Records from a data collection
↓
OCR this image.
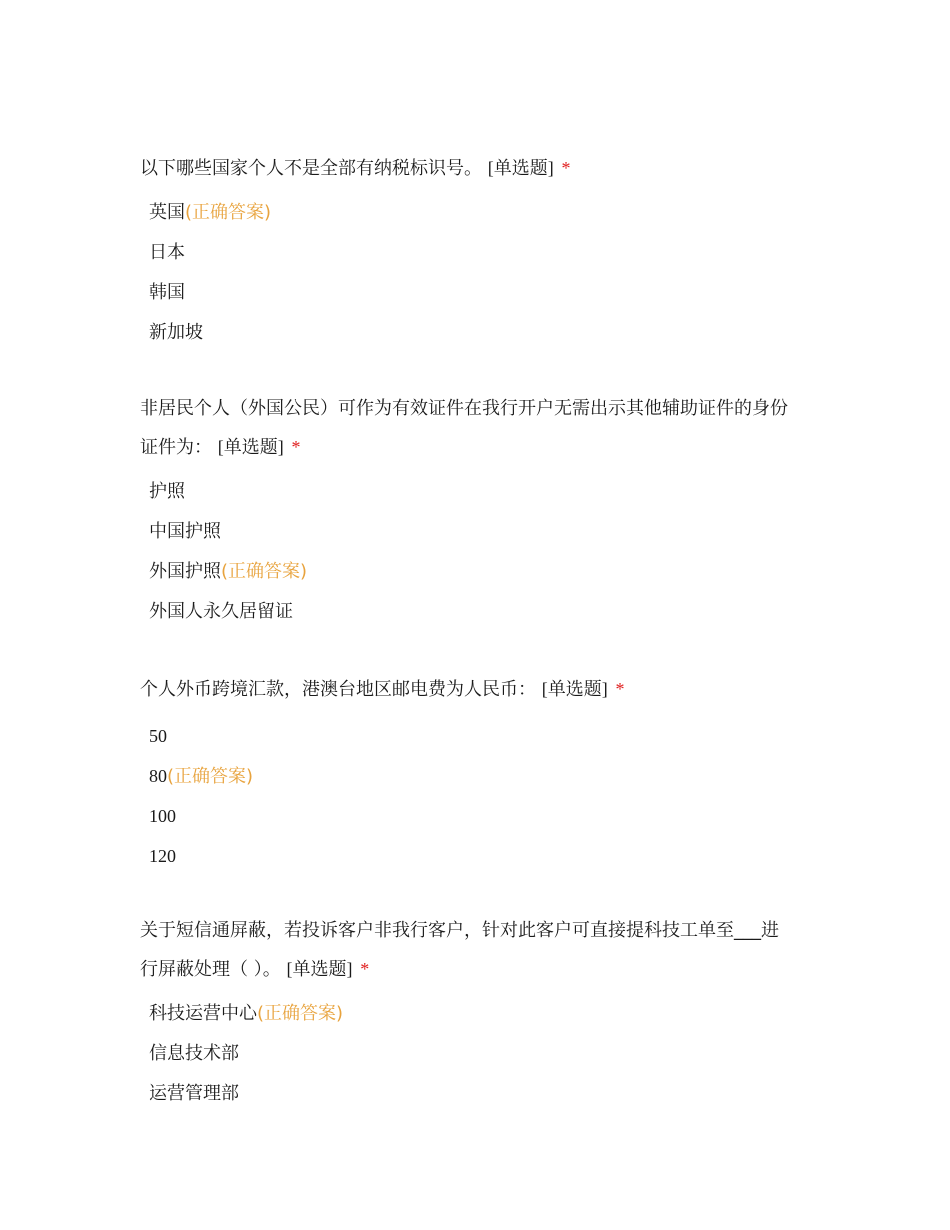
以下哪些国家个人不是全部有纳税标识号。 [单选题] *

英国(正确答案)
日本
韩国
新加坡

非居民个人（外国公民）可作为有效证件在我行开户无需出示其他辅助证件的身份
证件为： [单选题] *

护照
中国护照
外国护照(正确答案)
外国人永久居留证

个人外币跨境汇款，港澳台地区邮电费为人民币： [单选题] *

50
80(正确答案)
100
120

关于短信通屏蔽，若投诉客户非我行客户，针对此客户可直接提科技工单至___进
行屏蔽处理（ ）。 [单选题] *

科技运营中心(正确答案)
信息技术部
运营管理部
↑
↓
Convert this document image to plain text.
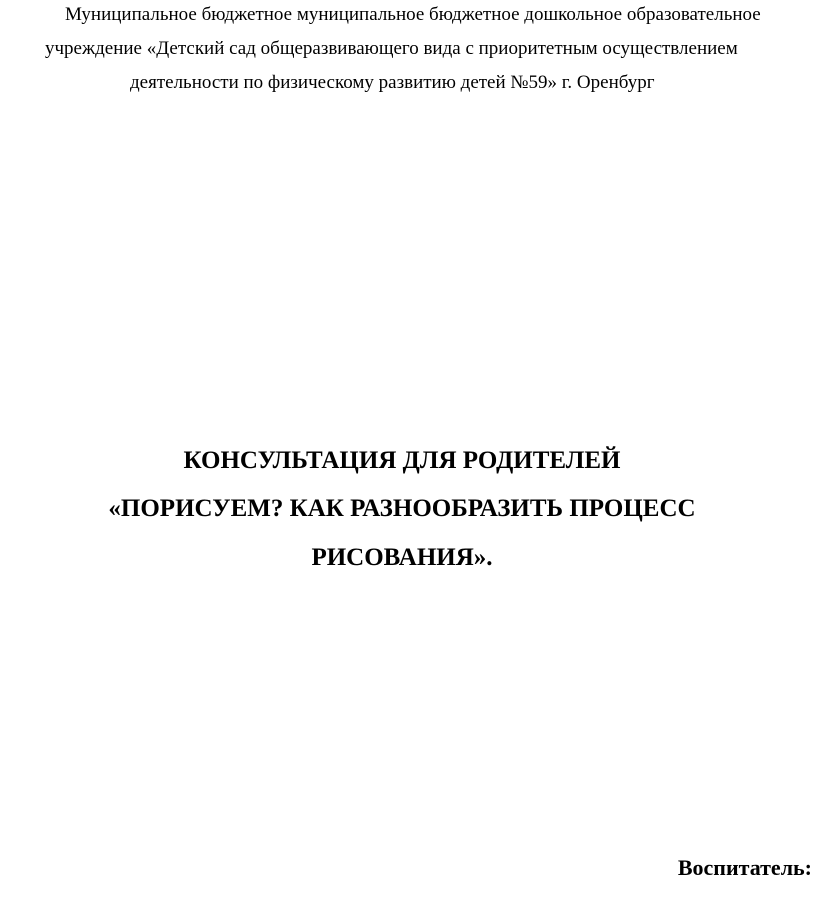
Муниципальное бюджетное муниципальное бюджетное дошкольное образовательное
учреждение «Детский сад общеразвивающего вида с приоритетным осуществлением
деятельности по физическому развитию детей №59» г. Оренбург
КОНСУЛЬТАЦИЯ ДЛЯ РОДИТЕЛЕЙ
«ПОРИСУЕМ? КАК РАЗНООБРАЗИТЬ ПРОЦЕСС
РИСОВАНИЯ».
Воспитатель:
↑
↓
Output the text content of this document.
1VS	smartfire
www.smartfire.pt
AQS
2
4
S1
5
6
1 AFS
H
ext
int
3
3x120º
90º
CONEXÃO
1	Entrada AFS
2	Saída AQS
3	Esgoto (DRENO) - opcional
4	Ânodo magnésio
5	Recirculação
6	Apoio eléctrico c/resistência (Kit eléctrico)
↑
**Task description**: What is the number of lines holding the word "image"? State it alone.

**Result**: 2